WORK TO COMPLETE
Count every line in the following entries where the word "CLASIFICACION" appears. Give the count alone.

(Dataset records)
---------------
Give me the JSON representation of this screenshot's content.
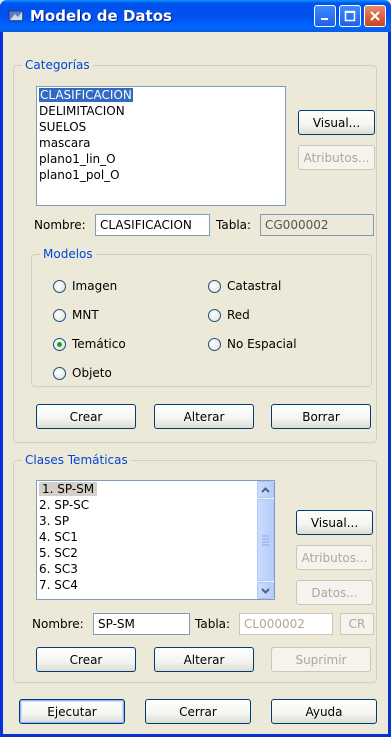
{
  "window": {
    "title": "Modelo de Datos"
  },
  "categorias": {
    "legend": "Categorías",
    "items": [
      "CLASIFICACION",
      "DELIMITACION",
      "SUELOS",
      "mascara",
      "plano1_lin_O",
      "plano1_pol_O"
    ],
    "visual_label": "Visual...",
    "atributos_label": "Atributos...",
    "nombre_label": "Nombre:",
    "nombre_value": "CLASIFICACION",
    "tabla_label": "Tabla:",
    "tabla_value": "CG000002"
  },
  "modelos": {
    "legend": "Modelos",
    "options": [
      "Imagen",
      "Catastral",
      "MNT",
      "Red",
      "Temático",
      "No Espacial",
      "Objeto"
    ],
    "selected": "Temático"
  },
  "categorias_actions": {
    "crear": "Crear",
    "alterar": "Alterar",
    "borrar": "Borrar"
  },
  "clases": {
    "legend": "Clases Temáticas",
    "items": [
      "1. SP-SM",
      "2. SP-SC",
      "3. SP",
      "4. SC1",
      "5. SC2",
      "6. SC3",
      "7. SC4"
    ],
    "visual_label": "Visual...",
    "atributos_label": "Atributos...",
    "datos_label": "Datos...",
    "nombre_label": "Nombre:",
    "nombre_value": "SP-SM",
    "tabla_label": "Tabla:",
    "tabla_value": "CL000002",
    "cr_label": "CR",
    "crear": "Crear",
    "alterar": "Alterar",
    "suprimir": "Suprimir"
  },
  "footer": {
    "ejecutar": "Ejecutar",
    "cerrar": "Cerrar",
    "ayuda": "Ayuda"
  },
  "colors": {
    "titlebar": "#0053ee",
    "legend_text": "#0046d5",
    "selection": "#316ac5",
    "radio_dot": "#21a121"
  }
}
---------------
ANSWER
2